>> Start
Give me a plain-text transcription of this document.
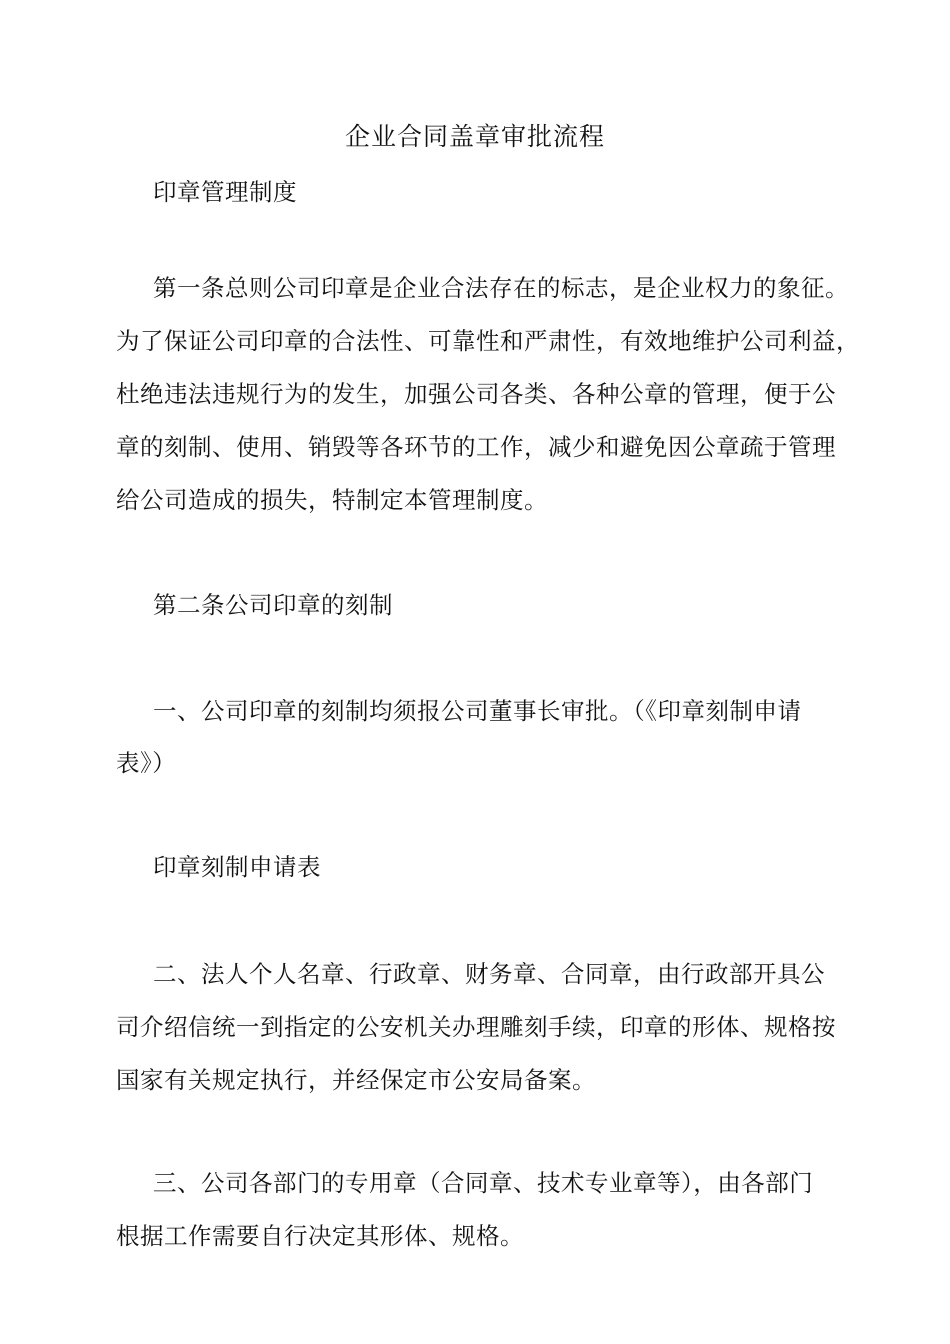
企业合同盖章审批流程
印章管理制度
第一条总则公司印章是企业合法存在的标志，是企业权力的象征。
为了保证公司印章的合法性、可靠性和严肃性，有效地维护公司利益，
杜绝违法违规行为的发生，加强公司各类、各种公章的管理，便于公
章的刻制、使用、销毁等各环节的工作，减少和避免因公章疏于管理
给公司造成的损失，特制定本管理制度。
第二条公司印章的刻制
一、公司印章的刻制均须报公司董事长审批。（《印章刻制申请
表》）
印章刻制申请表
二、法人个人名章、行政章、财务章、合同章，由行政部开具公
司介绍信统一到指定的公安机关办理雕刻手续，印章的形体、规格按
国家有关规定执行，并经保定市公安局备案。
三、公司各部门的专用章（合同章、技术专业章等），由各部门
根据工作需要自行决定其形体、规格。
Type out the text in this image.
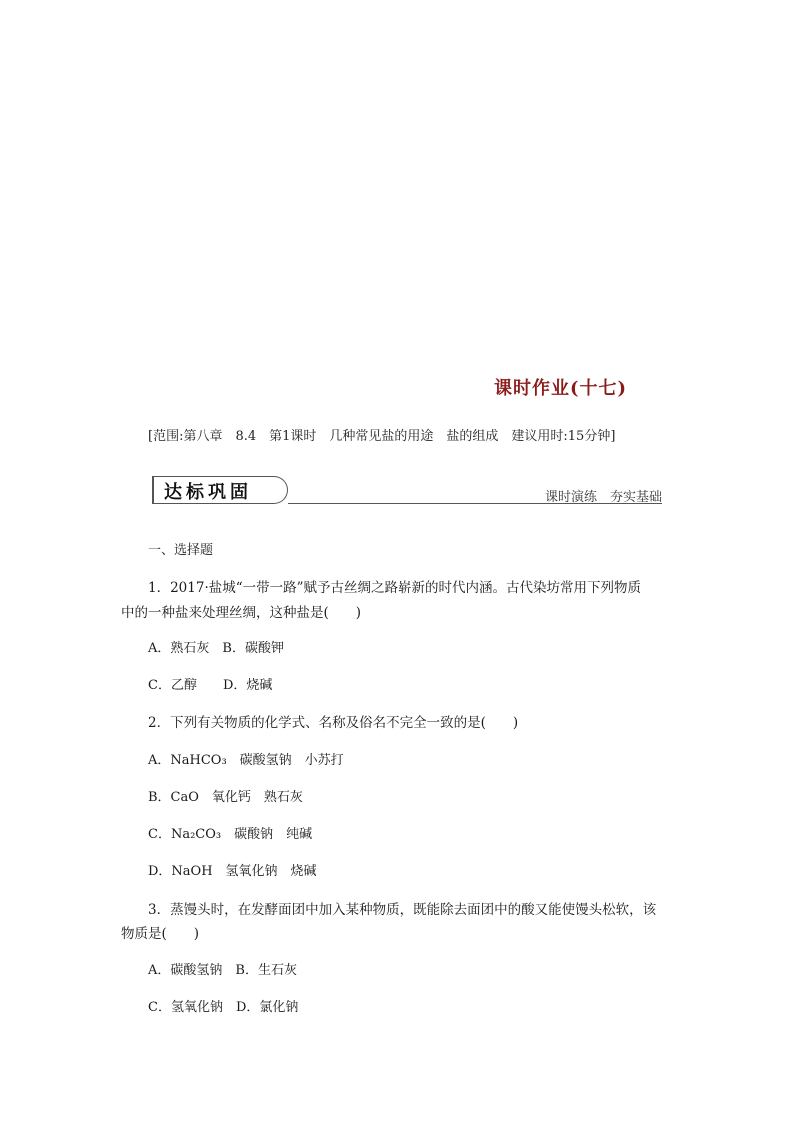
课时作业(十七)
[范围:第八章　8.4　第1课时　几种常见盐的用途　盐的组成　建议用时:15分钟]
达标巩固	课时演练　夯实基础
一、选择题
1．2017·盐城“一带一路”赋予古丝绸之路崭新的时代内涵。古代染坊常用下列物质
中的一种盐来处理丝绸，这种盐是(　　)
A．熟石灰　B．碳酸钾
C．乙醇　　D．烧碱
2．下列有关物质的化学式、名称及俗名不完全一致的是(　　)
A．NaHCO₃　碳酸氢钠　小苏打
B．CaO　氧化钙　熟石灰
C．Na₂CO₃　碳酸钠　纯碱
D．NaOH　氢氧化钠　烧碱
3．蒸馒头时，在发酵面团中加入某种物质，既能除去面团中的酸又能使馒头松软，该
物质是(　　)
A．碳酸氢钠　B．生石灰
C．氢氧化钠　D．氯化钠
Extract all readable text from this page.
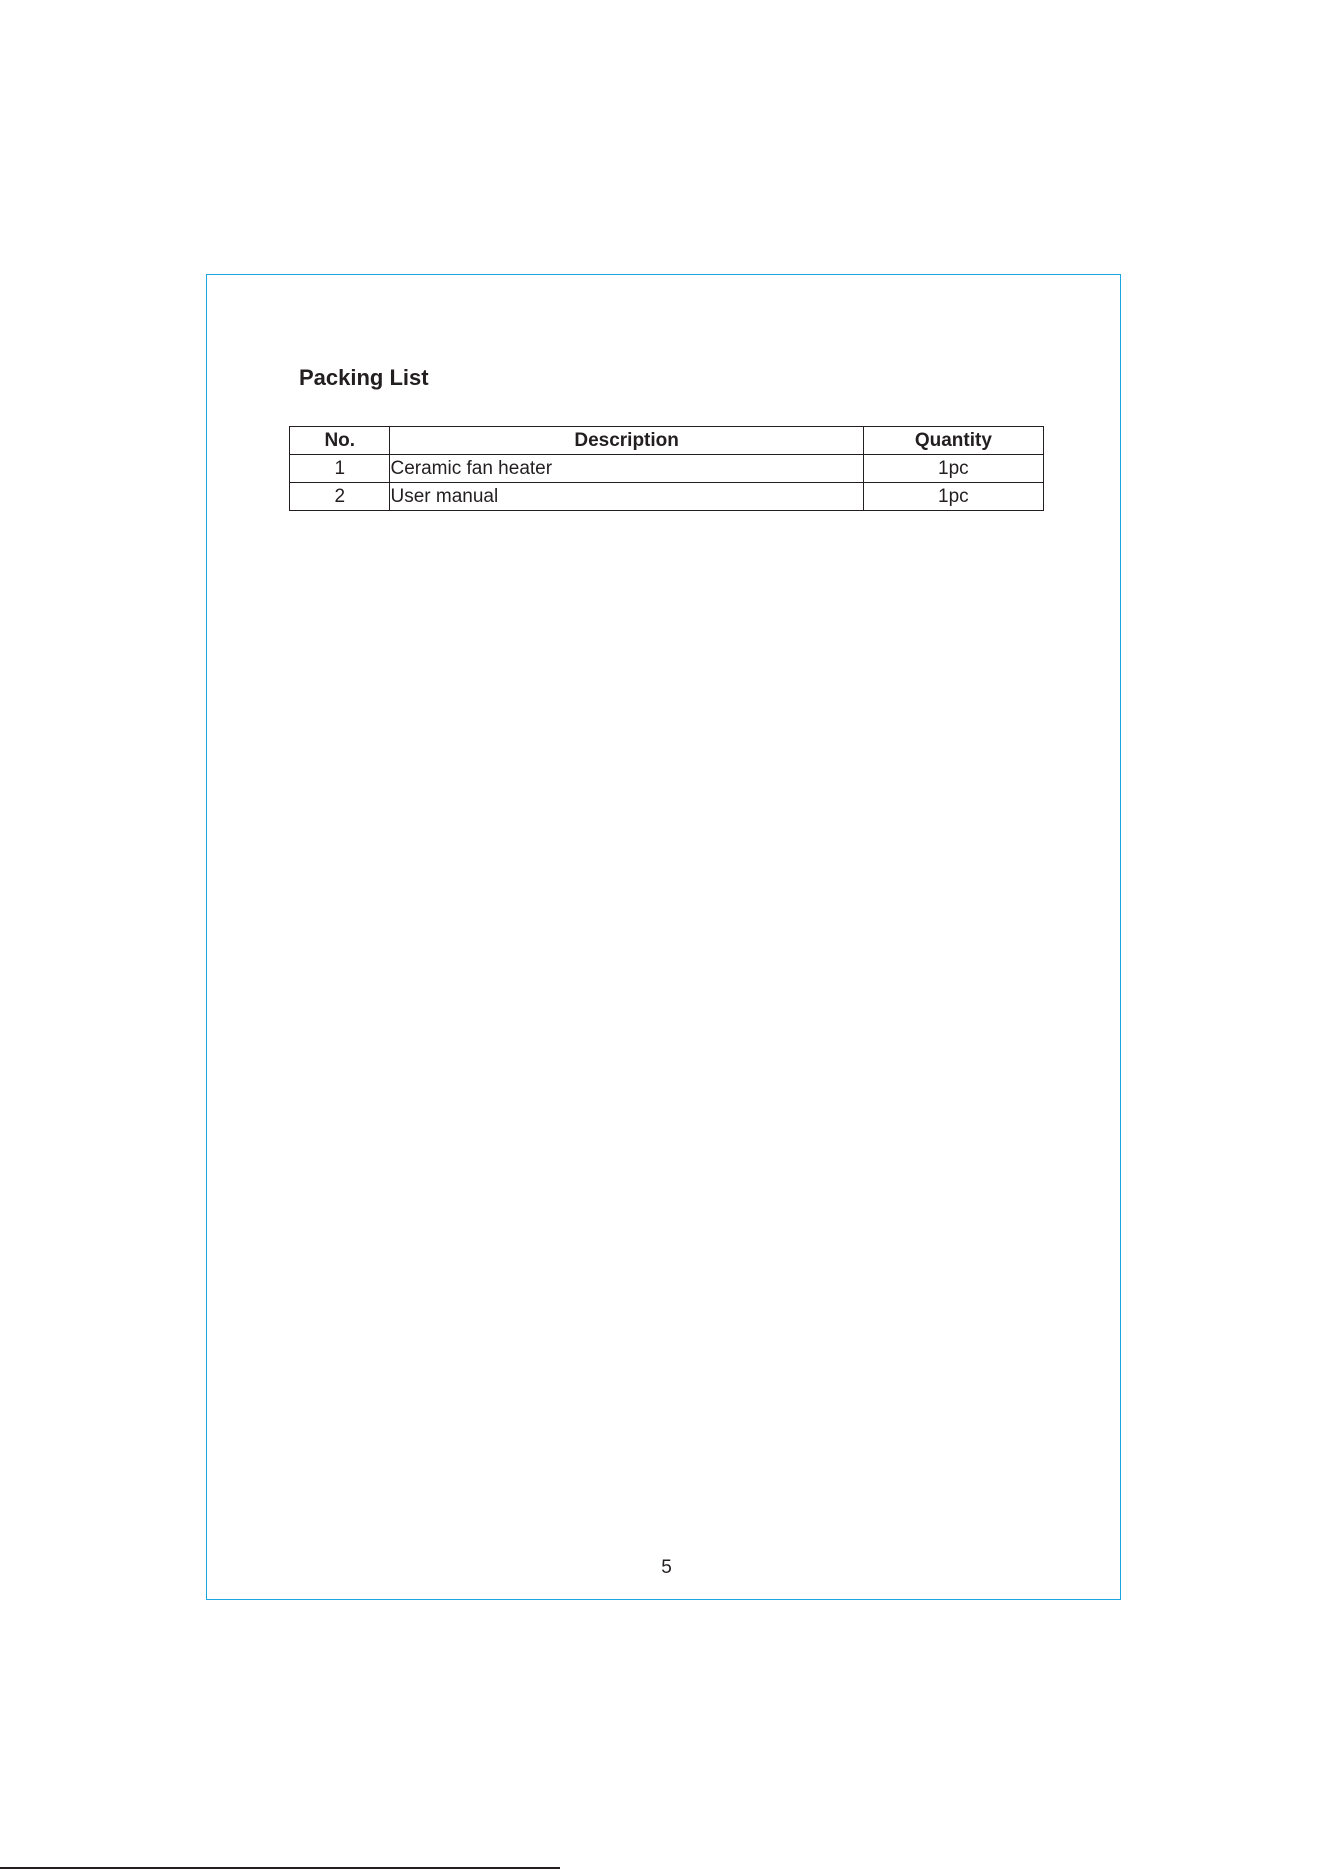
Packing List
No.	Description	Quantity
1	Ceramic fan heater	1pc
2	User manual	1pc
5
>> End
■ WHAT IS ASKED
Filter the data, keeping only the lines that contain "text".

■ SOLUTION TO THIS PROBLEM
Give me a plain-text transcription of this document.
Type out the text in this image.
Extract all readable text from this page.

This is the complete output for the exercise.